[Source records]
·····
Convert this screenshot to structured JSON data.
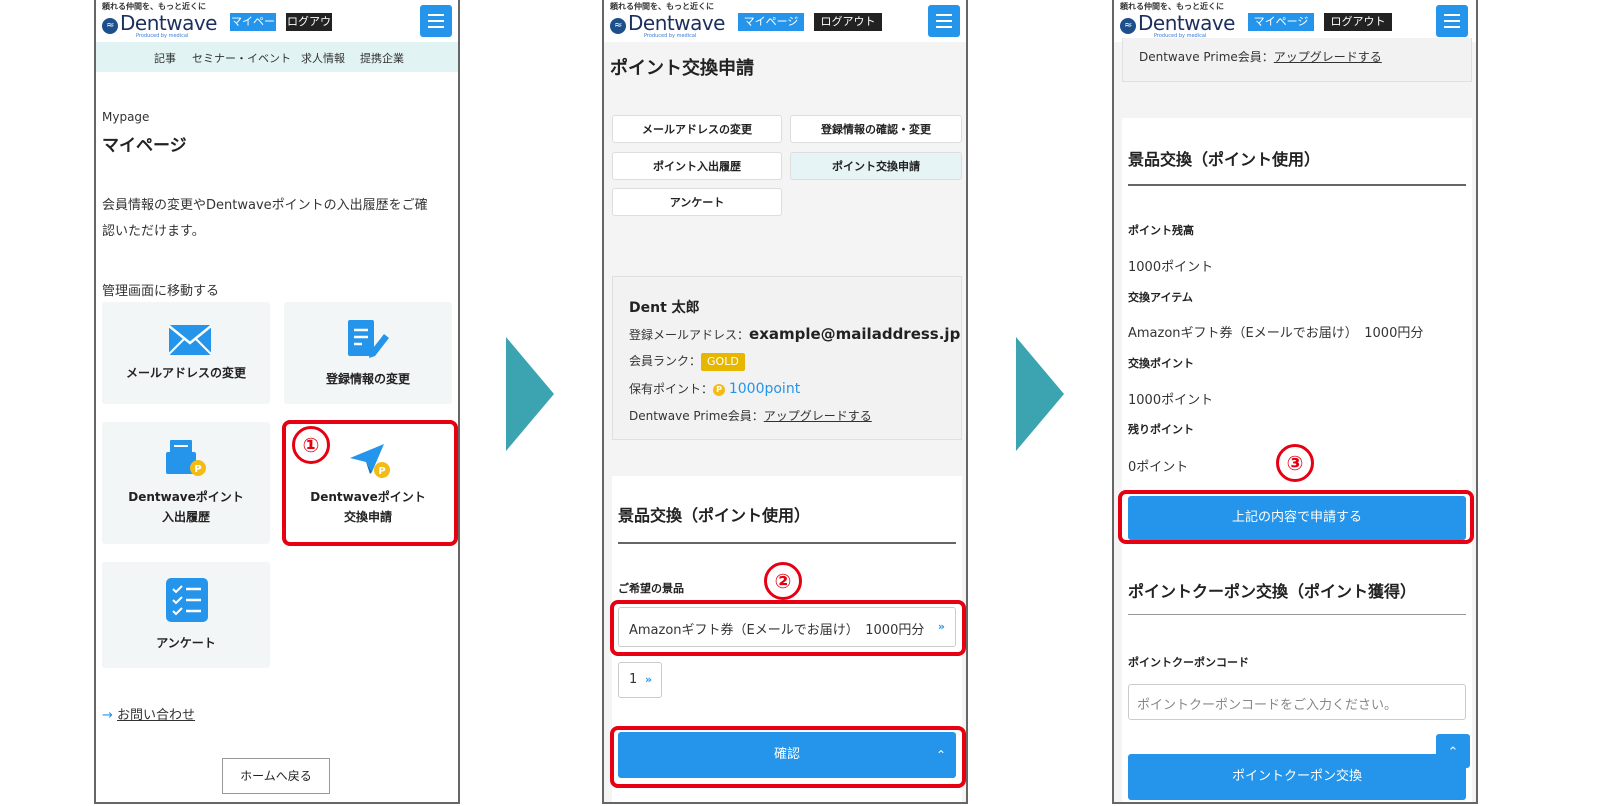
{
  "header": {
    "tagline": "頼れる仲間を、もっと近くに",
    "brand": "Dentwave",
    "produced_by": "Produced by medical",
    "mypage_button": "マイページ",
    "logout_button": "ログアウト"
  },
  "nav": {
    "items": [
      "記事",
      "セミナー・イベント",
      "求人情報",
      "提携企業"
    ]
  },
  "screen1": {
    "eyebrow": "Mypage",
    "title": "マイページ",
    "desc_line1": "会員情報の変更やDentwaveポイントの入出履歴をご確",
    "desc_line2": "認いただけます。",
    "admin_heading": "管理画面に移動する",
    "cards": {
      "email": "メールアドレスの変更",
      "registration": "登録情報の変更",
      "history_l1": "Dentwaveポイント",
      "history_l2": "入出履歴",
      "exchange_l1": "Dentwaveポイント",
      "exchange_l2": "交換申請",
      "survey": "アンケート"
    },
    "contact_link": "お問い合わせ",
    "home_button": "ホームへ戻る",
    "step_number": "①"
  },
  "screen2": {
    "title": "ポイント交換申請",
    "menu": {
      "email": "メールアドレスの変更",
      "registration": "登録情報の確認・変更",
      "history": "ポイント入出履歴",
      "exchange": "ポイント交換申請",
      "survey": "アンケート"
    },
    "profile": {
      "name": "Dent 太郎",
      "email_label": "登録メールアドレス：",
      "email_value": "example@mailaddress.jp",
      "rank_label": "会員ランク：",
      "rank_value": "GOLD",
      "points_label": "保有ポイント：",
      "coin_glyph": "P",
      "points_value": "1000point",
      "prime_label": "Dentwave Prime会員：",
      "prime_link": "アップグレードする"
    },
    "exchange_heading": "景品交換（ポイント使用）",
    "prize_label": "ご希望の景品",
    "prize_select": "Amazonギフト券（Eメールでお届け）　1000円分",
    "quantity": "1",
    "confirm_button": "確認",
    "step_number": "②"
  },
  "screen3": {
    "prime_label": "Dentwave Prime会員：",
    "prime_link": "アップグレードする",
    "exchange_heading": "景品交換（ポイント使用）",
    "balance_label": "ポイント残高",
    "balance_value": "1000ポイント",
    "item_label": "交換アイテム",
    "item_value": "Amazonギフト券（Eメールでお届け）　1000円分",
    "exchange_points_label": "交換ポイント",
    "exchange_points_value": "1000ポイント",
    "remaining_label": "残りポイント",
    "remaining_value": "0ポイント",
    "submit_button": "上記の内容で申請する",
    "coupon_heading": "ポイントクーポン交換（ポイント獲得）",
    "coupon_label": "ポイントクーポンコード",
    "coupon_placeholder": "ポイントクーポンコードをご入力ください。",
    "coupon_button": "ポイントクーポン交換",
    "step_number": "③"
  },
  "colors": {
    "accent_blue": "#2495ea",
    "highlight_red": "#e60012",
    "arrow_teal": "#3ca3b0",
    "gold": "#e7b700"
  }
}
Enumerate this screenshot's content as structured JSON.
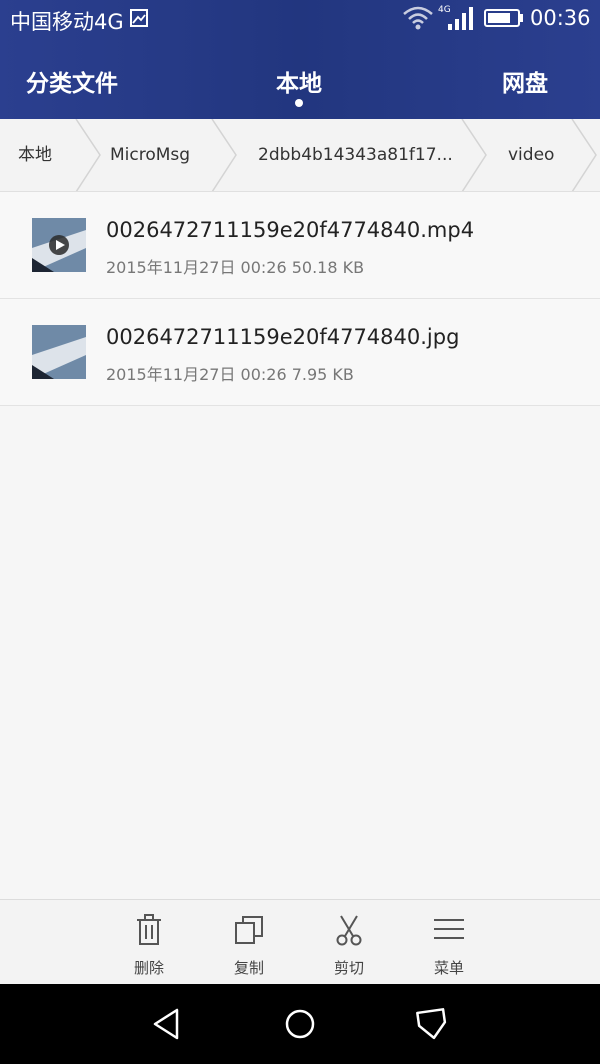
{
  "status_bar": {
    "carrier": "中国移动4G",
    "network_type": "4G",
    "time": "00:36"
  },
  "tabs": [
    {
      "label": "分类文件",
      "selected": false
    },
    {
      "label": "本地",
      "selected": true
    },
    {
      "label": "网盘",
      "selected": false
    }
  ],
  "breadcrumb": [
    "本地",
    "MicroMsg",
    "2dbb4b14343a81f17...",
    "video"
  ],
  "files": [
    {
      "name": "0026472711159e20f4774840.mp4",
      "date": "2015年11月27日 00:26",
      "size": "50.18 KB",
      "meta": "2015年11月27日 00:26 50.18 KB",
      "type": "video"
    },
    {
      "name": "0026472711159e20f4774840.jpg",
      "date": "2015年11月27日 00:26",
      "size": "7.95 KB",
      "meta": "2015年11月27日 00:26 7.95 KB",
      "type": "image"
    }
  ],
  "toolbar": {
    "delete_label": "删除",
    "copy_label": "复制",
    "cut_label": "剪切",
    "menu_label": "菜单"
  },
  "colors": {
    "header": "#22367f",
    "background": "#f6f6f6"
  }
}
·····
**Task details:**
Count the lines in the entries that hold the word "Amazonギフト券", and give nothing but the total.

**Task response:**
2